━━ RECORDS TO USE ━━

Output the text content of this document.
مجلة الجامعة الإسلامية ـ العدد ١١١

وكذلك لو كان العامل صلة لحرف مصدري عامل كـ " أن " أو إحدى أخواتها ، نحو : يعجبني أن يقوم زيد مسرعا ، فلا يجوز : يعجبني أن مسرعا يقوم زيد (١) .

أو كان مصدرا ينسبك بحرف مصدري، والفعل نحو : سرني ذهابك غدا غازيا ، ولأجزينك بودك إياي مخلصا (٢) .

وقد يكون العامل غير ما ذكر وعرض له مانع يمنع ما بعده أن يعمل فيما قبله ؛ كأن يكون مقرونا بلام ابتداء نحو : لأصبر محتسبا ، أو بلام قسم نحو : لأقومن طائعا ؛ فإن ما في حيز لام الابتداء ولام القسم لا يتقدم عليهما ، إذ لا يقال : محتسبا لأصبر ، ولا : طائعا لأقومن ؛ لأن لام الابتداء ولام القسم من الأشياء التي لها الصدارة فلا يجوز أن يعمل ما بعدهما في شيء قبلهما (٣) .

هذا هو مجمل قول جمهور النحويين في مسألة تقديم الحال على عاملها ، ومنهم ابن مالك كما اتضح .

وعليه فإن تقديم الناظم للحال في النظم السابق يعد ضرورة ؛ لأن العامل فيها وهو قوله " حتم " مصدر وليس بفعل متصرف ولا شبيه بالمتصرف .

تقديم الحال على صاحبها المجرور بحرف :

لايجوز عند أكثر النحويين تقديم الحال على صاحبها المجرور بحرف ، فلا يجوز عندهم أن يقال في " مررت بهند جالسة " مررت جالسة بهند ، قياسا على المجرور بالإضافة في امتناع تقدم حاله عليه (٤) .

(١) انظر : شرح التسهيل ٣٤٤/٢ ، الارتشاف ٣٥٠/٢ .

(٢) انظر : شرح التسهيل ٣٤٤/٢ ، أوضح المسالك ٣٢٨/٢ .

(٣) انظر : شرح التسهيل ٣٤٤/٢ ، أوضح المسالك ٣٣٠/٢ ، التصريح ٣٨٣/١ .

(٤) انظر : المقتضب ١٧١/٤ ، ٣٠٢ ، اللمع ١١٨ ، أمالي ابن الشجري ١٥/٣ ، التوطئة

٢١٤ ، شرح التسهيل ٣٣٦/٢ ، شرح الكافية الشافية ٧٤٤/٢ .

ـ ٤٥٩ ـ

━━━

Write the entries again, exactly as they stand.

Output the text content of this document.
مجلة الجامعة الإسلامية ـ العدد ١١١

وكذلك لو كان العامل صلة لحرف مصدري عامل كـ " أن " أو إحدى أخواتها ، نحو : يعجبني أن يقوم زيد مسرعا ، فلا يجوز : يعجبني أن مسرعا يقوم زيد (١) .

أو كان مصدرا ينسبك بحرف مصدري، والفعل نحو : سرني ذهابك غدا غازيا ، ولأجزينك بودك إياي مخلصا (٢) .

وقد يكون العامل غير ما ذكر وعرض له مانع يمنع ما بعده أن يعمل فيما قبله ؛ كأن يكون مقرونا بلام ابتداء نحو : لأصبر محتسبا ، أو بلام قسم نحو : لأقومن طائعا ؛ فإن ما في حيز لام الابتداء ولام القسم لا يتقدم عليهما ، إذ لا يقال : محتسبا لأصبر ، ولا : طائعا لأقومن ؛ لأن لام الابتداء ولام القسم من الأشياء التي لها الصدارة فلا يجوز أن يعمل ما بعدهما في شيء قبلهما (٣) .

هذا هو مجمل قول جمهور النحويين في مسألة تقديم الحال على عاملها ، ومنهم ابن مالك كما اتضح .

وعليه فإن تقديم الناظم للحال في النظم السابق يعد ضرورة ؛ لأن العامل فيها وهو قوله " حتم " مصدر وليس بفعل متصرف ولا شبيه بالمتصرف .

تقديم الحال على صاحبها المجرور بحرف :

لايجوز عند أكثر النحويين تقديم الحال على صاحبها المجرور بحرف ، فلا يجوز عندهم أن يقال في " مررت بهند جالسة " مررت جالسة بهند ، قياسا على المجرور بالإضافة في امتناع تقدم حاله عليه (٤) .

(١) انظر : شرح التسهيل ٣٤٤/٢ ، الارتشاف ٣٥٠/٢ .

(٢) انظر : شرح التسهيل ٣٤٤/٢ ، أوضح المسالك ٣٢٨/٢ .

(٣) انظر : شرح التسهيل ٣٤٤/٢ ، أوضح المسالك ٣٣٠/٢ ، التصريح ٣٨٣/١ .

(٤) انظر : المقتضب ١٧١/٤ ، ٣٠٢ ، اللمع ١١٨ ، أمالي ابن الشجري ١٥/٣ ، التوطئة

٢١٤ ، شرح التسهيل ٣٣٦/٢ ، شرح الكافية الشافية ٧٤٤/٢ .

ـ ٤٥٩ ـ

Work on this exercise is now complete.